*Provided entries:*
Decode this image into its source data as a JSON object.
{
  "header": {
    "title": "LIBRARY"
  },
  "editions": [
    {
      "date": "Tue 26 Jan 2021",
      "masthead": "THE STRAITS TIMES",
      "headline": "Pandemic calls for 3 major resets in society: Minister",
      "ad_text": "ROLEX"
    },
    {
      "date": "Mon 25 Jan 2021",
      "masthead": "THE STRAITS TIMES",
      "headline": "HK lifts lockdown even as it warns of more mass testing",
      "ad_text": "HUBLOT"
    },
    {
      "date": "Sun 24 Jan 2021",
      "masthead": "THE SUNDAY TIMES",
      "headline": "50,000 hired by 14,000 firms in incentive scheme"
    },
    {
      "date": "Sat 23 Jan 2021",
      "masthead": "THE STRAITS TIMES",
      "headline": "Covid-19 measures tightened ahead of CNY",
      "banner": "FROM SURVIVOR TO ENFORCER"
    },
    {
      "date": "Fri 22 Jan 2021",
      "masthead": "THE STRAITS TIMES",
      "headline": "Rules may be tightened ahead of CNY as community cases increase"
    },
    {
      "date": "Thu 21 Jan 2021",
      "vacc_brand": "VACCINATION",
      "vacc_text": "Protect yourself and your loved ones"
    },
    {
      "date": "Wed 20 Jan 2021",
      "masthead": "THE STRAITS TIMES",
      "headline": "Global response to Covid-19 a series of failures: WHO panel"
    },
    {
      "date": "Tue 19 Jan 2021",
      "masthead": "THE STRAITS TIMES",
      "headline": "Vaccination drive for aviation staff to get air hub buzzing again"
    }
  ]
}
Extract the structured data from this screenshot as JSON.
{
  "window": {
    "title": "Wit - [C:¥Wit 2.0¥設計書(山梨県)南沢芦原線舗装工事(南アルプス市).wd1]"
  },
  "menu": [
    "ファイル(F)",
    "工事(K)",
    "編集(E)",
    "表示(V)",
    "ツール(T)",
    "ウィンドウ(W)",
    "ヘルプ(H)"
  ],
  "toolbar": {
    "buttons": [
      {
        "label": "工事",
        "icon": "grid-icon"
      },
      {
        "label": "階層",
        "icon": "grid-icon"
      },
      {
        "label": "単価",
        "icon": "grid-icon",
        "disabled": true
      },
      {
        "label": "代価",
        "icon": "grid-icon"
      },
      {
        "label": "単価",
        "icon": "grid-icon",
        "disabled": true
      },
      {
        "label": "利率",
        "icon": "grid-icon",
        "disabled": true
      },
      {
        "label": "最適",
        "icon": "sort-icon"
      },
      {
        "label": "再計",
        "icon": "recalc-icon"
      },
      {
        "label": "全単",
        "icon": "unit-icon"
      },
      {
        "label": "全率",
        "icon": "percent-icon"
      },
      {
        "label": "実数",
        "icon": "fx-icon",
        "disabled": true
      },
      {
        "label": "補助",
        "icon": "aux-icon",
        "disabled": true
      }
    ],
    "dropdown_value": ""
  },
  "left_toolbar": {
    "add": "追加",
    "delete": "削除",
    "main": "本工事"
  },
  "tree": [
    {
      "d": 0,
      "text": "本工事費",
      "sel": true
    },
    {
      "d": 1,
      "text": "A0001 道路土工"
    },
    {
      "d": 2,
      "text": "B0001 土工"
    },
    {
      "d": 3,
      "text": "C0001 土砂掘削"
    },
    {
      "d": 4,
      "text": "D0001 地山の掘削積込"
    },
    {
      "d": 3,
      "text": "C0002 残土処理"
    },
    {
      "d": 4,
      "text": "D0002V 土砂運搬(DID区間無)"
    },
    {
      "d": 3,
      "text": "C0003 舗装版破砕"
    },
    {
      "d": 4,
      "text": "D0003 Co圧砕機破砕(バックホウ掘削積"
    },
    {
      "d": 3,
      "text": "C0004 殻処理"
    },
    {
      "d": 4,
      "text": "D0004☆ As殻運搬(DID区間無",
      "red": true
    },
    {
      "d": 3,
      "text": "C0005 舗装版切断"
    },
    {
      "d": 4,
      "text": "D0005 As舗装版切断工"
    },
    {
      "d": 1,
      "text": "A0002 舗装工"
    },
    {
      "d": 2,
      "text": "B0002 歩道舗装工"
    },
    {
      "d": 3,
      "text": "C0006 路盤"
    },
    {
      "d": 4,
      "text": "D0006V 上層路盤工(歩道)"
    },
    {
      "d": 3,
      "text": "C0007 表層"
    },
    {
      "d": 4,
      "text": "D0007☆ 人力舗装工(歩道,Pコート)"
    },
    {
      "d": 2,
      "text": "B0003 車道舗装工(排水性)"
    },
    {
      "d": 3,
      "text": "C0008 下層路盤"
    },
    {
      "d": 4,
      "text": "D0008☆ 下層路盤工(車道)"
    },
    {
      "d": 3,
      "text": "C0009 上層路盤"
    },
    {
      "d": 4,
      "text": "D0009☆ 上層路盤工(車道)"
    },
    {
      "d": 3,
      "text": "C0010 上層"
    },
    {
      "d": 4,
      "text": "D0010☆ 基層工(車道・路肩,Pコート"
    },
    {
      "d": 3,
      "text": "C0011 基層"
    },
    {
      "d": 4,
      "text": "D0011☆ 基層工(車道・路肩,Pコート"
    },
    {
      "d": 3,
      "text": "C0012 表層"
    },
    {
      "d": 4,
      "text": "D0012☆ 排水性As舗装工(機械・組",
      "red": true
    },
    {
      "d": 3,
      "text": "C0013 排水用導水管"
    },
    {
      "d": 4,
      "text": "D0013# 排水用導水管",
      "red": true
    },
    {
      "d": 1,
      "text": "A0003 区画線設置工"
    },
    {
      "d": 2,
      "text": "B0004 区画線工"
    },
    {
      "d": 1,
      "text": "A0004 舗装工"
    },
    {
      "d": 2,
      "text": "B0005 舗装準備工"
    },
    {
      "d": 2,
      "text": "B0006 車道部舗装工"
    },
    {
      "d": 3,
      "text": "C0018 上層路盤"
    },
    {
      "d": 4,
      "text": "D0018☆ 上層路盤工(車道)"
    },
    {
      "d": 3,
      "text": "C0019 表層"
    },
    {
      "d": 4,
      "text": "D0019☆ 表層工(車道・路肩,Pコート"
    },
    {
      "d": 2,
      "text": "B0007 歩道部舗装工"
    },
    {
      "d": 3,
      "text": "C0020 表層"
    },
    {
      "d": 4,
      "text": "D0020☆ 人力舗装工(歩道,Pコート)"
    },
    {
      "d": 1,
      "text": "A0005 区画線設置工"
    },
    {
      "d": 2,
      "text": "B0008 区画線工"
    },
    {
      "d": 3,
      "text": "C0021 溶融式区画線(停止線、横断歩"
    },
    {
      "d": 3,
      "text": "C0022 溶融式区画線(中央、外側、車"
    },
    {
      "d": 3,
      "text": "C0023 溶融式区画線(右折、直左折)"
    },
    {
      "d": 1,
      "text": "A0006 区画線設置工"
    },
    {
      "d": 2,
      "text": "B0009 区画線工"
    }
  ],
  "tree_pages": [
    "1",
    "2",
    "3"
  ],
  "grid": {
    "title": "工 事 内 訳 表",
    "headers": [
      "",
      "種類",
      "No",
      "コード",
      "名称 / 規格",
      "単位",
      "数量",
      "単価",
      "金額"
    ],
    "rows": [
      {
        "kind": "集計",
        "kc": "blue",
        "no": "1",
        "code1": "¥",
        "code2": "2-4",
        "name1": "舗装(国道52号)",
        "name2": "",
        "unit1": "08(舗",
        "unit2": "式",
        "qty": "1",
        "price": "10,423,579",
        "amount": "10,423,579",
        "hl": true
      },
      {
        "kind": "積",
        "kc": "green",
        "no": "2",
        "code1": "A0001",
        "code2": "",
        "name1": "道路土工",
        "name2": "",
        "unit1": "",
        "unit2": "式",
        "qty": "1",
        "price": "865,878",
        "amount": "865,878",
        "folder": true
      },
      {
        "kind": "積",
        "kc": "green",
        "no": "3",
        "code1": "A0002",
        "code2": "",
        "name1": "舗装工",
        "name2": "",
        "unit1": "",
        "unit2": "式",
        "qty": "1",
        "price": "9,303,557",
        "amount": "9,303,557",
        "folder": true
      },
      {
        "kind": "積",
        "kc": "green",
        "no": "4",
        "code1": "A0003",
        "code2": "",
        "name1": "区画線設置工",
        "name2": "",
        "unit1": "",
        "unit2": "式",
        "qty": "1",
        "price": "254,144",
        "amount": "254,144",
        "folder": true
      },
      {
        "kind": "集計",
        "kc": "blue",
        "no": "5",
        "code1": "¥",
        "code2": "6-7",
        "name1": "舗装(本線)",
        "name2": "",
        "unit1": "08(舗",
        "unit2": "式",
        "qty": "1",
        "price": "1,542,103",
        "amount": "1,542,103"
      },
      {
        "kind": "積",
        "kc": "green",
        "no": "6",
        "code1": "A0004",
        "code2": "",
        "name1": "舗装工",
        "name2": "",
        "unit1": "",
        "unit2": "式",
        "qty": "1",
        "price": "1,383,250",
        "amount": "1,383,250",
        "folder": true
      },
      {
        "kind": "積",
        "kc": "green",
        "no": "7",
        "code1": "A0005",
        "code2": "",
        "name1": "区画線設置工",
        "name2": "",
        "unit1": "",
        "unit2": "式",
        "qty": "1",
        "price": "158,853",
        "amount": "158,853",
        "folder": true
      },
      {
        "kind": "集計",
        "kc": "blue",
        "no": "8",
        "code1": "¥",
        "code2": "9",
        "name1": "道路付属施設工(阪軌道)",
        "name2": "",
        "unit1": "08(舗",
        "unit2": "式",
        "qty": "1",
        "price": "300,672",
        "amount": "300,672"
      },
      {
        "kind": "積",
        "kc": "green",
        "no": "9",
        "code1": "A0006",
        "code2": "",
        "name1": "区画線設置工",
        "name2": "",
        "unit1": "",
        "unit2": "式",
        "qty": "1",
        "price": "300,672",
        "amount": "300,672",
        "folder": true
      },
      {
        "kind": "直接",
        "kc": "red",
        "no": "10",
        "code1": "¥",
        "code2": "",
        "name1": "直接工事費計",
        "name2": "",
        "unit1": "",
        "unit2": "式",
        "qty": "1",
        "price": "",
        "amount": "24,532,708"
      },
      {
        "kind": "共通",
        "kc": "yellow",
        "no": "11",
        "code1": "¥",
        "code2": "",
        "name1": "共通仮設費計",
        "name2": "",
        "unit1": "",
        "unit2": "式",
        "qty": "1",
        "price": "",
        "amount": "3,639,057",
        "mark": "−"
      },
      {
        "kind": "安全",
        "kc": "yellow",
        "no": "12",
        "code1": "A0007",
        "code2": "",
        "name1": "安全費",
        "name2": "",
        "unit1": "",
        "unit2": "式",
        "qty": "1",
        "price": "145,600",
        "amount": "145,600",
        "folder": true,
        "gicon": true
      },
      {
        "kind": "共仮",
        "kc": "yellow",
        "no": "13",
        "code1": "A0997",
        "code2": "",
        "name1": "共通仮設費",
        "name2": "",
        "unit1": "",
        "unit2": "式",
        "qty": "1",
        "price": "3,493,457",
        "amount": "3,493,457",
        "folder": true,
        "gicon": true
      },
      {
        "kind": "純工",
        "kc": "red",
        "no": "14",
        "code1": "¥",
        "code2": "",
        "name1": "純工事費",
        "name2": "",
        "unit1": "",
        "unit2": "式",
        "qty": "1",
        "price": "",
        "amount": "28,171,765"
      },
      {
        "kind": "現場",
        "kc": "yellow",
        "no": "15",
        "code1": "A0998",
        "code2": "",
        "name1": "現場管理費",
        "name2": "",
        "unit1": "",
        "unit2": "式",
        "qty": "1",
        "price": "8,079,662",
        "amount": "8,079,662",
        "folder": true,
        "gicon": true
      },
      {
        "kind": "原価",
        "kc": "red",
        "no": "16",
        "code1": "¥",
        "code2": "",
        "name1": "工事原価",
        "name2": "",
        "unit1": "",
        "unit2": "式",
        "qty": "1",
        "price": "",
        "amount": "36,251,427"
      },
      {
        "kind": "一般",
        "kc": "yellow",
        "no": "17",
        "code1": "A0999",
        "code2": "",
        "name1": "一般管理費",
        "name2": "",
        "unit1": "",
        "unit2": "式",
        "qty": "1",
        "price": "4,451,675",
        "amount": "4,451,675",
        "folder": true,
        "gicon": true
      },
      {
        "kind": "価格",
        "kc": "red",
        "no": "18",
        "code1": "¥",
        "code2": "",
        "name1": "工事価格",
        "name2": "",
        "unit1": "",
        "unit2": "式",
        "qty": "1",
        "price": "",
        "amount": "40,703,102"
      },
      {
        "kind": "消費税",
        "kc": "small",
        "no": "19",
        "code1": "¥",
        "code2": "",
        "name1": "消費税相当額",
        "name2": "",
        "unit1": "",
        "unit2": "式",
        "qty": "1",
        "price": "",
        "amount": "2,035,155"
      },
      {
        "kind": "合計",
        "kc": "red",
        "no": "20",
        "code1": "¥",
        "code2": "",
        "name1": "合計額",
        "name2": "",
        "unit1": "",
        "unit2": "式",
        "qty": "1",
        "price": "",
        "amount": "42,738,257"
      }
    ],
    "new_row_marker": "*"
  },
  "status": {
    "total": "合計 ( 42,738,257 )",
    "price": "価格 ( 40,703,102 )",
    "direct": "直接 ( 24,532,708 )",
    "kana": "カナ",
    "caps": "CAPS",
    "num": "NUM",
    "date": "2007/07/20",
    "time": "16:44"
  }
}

*Exercise aim:* Pick out every line with the string "ahead" and copy it.

*Solved problem:*
      "headline": "Covid-19 measures tightened ahead of CNY",
      "headline": "Rules may be tightened ahead of CNY as community cases increase"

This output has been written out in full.